*Extrait de page:*
::::::::::

La télévision de
l'été est, comme d'habitude, une longue litanie de « best
of » et de rediffusions. Il n'y a que la redevance qui est
faite d'argent frais chaque mois avec les prélèvements sur nos comptes. Les
programmes, eux, sont trop souvent des vieux machins décongelés et
recongelés trente six fois, au plus grand mépris des règles
élémentaires de l'hygiène mentale.
Les gens de la télé,
eux, se paient couramment trois mois de vacances, interrompant leurs
émissions courant juin pour ne les reprendre que fin septembre.
C'est un peu comme au football : plus la saison est courte,
mieux les protagonistes sont payés.
De plus, il va
falloir maintenant vivre sans les Guignols de l'Info. Car on a beau
faire : les Guignols constituaient, par leur regard iconoclaste
sur la société et ceux qui la conduisent, une source de
« réinformation » quasiment indispensable aux foules
endormies par la cuisine anesthésiante des journaux télévisés.
Il y a
l'information. Les journaux télévisés nous ont apporté la
désinformation, les Guignols nous gratifiaient de « réinformation »,
appelant notre attention sur les coulisses des événements et les us
et abus de ceux qui les conçoivent. Cette nécessité a été tuée
dans l’œuf par ce monsieur Bolloré, sans doute une sorte de
Picsou qui, non content de se baigner dans le grisbi, trouve son
bien-être dans je ne sais quel pouvoir absolu assorti de perception
de dividendes, au contraire du commun des mortels pour qui le rire et
l'humour sont des remèdes indispensables.

::::::::::

*Données de l'exercice:*
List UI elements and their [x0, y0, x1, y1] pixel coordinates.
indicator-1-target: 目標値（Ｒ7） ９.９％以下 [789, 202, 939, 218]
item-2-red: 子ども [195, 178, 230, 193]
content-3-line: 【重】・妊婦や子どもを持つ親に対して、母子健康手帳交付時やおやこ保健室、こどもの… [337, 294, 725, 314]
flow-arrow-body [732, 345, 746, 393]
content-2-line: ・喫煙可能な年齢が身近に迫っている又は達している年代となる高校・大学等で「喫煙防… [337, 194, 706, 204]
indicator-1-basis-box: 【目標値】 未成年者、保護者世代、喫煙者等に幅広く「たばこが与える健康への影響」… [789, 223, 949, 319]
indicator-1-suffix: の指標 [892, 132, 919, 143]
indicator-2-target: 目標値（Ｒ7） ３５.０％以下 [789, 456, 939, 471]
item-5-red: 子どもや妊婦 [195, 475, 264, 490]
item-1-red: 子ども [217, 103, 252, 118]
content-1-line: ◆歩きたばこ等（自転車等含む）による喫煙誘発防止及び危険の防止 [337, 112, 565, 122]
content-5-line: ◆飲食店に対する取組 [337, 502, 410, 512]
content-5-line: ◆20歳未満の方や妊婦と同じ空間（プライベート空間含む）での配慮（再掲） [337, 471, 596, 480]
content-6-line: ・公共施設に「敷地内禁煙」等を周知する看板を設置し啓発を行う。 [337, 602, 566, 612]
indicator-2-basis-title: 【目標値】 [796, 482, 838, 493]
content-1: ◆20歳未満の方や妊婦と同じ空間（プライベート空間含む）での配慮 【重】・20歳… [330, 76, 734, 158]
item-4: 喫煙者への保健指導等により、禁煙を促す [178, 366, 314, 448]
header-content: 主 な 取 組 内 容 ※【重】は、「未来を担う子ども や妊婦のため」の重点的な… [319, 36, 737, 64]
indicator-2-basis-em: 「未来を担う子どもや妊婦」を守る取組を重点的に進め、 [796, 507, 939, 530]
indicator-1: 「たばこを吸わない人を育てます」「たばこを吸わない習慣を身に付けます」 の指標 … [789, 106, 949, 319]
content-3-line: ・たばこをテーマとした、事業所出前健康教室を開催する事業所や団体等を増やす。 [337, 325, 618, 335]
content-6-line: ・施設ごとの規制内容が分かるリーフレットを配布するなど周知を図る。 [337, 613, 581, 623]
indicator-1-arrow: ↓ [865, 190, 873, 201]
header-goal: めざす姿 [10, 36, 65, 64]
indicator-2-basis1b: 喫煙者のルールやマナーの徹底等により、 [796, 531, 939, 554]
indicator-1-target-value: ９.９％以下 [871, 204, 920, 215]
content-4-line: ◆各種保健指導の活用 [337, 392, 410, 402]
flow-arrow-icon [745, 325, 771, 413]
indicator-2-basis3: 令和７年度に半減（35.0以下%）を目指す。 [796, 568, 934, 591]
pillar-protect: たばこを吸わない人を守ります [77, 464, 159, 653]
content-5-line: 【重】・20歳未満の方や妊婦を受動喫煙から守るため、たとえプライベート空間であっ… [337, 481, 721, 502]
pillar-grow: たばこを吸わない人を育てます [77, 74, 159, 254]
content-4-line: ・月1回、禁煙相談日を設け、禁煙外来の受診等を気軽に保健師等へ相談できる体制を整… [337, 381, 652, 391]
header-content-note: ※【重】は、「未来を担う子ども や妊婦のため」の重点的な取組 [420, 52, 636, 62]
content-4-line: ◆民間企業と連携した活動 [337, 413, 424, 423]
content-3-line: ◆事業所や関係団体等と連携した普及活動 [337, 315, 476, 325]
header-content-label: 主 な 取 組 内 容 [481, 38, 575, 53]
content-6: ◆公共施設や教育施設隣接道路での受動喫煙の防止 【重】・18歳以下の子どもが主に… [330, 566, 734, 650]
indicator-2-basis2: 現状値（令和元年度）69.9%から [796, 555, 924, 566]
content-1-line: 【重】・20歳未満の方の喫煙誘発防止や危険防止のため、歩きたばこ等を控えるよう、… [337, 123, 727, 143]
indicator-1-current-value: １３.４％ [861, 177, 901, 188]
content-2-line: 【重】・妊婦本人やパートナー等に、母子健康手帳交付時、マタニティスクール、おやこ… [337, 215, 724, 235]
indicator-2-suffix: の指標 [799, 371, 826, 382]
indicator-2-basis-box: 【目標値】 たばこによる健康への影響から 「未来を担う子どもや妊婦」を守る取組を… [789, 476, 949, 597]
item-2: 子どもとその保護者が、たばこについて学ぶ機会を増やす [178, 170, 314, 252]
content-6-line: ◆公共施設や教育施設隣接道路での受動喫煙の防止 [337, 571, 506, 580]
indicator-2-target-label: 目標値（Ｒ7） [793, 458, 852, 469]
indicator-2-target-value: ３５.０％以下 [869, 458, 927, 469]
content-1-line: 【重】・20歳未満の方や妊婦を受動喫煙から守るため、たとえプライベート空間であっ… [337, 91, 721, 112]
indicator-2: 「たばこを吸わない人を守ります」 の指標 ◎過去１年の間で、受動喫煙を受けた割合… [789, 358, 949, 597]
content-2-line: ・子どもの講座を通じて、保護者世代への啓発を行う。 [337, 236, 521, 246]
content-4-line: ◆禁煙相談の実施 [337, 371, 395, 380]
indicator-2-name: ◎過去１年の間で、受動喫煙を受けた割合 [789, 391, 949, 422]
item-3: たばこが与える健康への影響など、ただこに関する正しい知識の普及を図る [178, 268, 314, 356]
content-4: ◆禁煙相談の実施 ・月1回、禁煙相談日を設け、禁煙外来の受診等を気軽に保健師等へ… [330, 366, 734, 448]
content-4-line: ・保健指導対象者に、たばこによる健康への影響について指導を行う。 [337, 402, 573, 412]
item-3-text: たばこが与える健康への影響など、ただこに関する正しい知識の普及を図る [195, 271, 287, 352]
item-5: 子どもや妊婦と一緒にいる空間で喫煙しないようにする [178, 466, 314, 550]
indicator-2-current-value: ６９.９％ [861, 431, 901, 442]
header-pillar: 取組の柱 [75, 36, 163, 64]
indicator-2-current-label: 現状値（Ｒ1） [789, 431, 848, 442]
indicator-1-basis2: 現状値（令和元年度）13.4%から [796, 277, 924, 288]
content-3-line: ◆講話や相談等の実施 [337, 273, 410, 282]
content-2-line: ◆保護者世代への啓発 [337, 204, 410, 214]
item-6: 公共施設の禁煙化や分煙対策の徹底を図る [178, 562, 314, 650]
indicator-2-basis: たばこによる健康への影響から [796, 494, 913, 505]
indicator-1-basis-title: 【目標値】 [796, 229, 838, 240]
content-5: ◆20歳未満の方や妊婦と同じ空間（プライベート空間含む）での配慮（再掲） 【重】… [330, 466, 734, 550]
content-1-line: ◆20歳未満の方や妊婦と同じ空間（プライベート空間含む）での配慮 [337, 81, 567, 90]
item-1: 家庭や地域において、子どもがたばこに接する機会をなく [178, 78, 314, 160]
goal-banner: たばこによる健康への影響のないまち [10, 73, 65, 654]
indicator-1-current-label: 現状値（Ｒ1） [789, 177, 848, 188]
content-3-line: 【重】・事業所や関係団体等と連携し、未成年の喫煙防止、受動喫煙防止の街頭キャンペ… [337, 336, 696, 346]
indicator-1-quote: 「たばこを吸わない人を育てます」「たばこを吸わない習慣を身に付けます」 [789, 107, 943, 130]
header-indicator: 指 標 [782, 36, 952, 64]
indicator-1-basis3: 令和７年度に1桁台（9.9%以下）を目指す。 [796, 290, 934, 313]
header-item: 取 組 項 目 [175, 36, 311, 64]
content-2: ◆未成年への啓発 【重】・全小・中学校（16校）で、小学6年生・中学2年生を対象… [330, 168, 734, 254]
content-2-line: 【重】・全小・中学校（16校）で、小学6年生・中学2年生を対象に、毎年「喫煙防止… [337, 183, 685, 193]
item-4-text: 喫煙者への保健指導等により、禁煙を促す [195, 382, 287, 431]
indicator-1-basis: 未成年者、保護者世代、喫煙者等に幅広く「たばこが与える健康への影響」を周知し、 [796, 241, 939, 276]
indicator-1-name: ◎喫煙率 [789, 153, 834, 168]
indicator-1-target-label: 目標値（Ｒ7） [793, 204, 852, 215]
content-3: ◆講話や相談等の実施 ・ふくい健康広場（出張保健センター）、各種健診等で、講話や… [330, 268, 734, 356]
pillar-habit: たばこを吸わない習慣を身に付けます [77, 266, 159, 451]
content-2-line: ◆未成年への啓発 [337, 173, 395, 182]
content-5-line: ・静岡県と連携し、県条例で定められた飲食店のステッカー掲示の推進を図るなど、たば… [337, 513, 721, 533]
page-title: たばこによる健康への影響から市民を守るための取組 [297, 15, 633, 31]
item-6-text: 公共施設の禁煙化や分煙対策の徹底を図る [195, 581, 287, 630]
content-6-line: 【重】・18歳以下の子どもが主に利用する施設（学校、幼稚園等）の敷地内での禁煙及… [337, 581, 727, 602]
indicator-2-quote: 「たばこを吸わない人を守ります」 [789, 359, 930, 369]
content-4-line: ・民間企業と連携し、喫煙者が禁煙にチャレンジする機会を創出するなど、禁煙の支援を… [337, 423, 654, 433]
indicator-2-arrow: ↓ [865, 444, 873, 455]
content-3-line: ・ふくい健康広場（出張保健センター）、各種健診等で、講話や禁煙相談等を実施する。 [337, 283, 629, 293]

::::::::::

*Consignes de l'exercice:*
• A. Recopiez fidèlement le passage de l'article sur la télévision estivale, en commençant par « Les gens de » et en terminant par « que fin septembre. ».
• B. Reproduisez à l'identique les lignes des enregistrements, en commençant par la première ligne des enregistrements et en terminant par celle qui contient « 294, 725, 314] », ces deux lignes incluses.

*Réponses par consigne:*
• A.
Les gens de la télé,
eux, se paient couramment trois mois de vacances, interrompant leurs
émissions courant juin pour ne les reprendre que fin septembre.

• B.
List UI elements and their [x0, y0, x1, y1] pixel coordinates.
indicator-1-target: 目標値（Ｒ7） ９.９％以下 [789, 202, 939, 218]
item-2-red: 子ども [195, 178, 230, 193]
content-3-line: 【重】・妊婦や子どもを持つ親に対して、母子健康手帳交付時やおやこ保健室、こどもの… [337, 294, 725, 314]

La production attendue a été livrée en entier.